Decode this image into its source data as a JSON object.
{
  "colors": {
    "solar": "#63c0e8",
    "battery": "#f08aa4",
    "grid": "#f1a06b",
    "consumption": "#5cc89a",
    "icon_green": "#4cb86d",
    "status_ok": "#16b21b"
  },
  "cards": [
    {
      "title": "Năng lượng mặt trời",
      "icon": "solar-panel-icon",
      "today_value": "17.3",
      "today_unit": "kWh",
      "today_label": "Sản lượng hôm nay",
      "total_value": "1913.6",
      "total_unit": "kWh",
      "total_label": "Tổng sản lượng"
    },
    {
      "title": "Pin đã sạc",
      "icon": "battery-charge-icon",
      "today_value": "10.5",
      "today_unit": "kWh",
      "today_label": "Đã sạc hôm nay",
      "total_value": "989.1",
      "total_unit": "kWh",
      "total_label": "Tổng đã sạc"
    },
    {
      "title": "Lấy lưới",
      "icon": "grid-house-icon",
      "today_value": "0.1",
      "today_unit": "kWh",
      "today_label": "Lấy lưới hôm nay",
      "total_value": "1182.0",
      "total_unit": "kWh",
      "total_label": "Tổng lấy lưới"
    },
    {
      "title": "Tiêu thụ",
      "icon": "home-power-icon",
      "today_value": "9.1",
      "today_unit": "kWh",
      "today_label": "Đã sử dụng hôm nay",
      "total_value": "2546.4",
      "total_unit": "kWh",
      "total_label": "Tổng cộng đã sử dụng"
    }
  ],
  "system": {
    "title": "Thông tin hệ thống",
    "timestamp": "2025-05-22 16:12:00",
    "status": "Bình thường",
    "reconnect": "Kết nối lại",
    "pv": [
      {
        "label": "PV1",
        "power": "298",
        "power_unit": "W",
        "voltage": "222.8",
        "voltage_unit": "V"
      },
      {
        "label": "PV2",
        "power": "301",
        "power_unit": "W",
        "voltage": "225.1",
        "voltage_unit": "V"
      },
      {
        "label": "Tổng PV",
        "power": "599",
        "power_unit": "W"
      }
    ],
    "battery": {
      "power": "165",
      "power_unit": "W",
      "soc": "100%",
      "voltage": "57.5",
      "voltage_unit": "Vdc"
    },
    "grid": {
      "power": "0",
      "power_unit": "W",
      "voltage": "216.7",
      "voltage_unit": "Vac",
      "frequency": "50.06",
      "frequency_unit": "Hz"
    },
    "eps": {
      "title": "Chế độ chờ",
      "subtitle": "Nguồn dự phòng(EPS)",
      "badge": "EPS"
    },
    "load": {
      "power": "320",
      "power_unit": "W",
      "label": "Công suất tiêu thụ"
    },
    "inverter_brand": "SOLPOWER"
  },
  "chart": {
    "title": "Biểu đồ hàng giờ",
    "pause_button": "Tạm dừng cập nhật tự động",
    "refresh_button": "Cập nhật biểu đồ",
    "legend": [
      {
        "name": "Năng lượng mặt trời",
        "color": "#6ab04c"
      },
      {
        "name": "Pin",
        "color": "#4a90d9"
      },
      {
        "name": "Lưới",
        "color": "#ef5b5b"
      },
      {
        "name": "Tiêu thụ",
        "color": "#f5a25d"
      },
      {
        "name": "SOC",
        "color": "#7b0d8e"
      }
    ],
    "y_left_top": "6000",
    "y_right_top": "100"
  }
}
====
### Task requirements
Write out every line from the entries where "lượng" appears.

### Response
      "title": "Năng lượng mặt trời",
      "today_label": "Sản lượng hôm nay",
      "total_label": "Tổng sản lượng"
        "name": "Năng lượng mặt trời",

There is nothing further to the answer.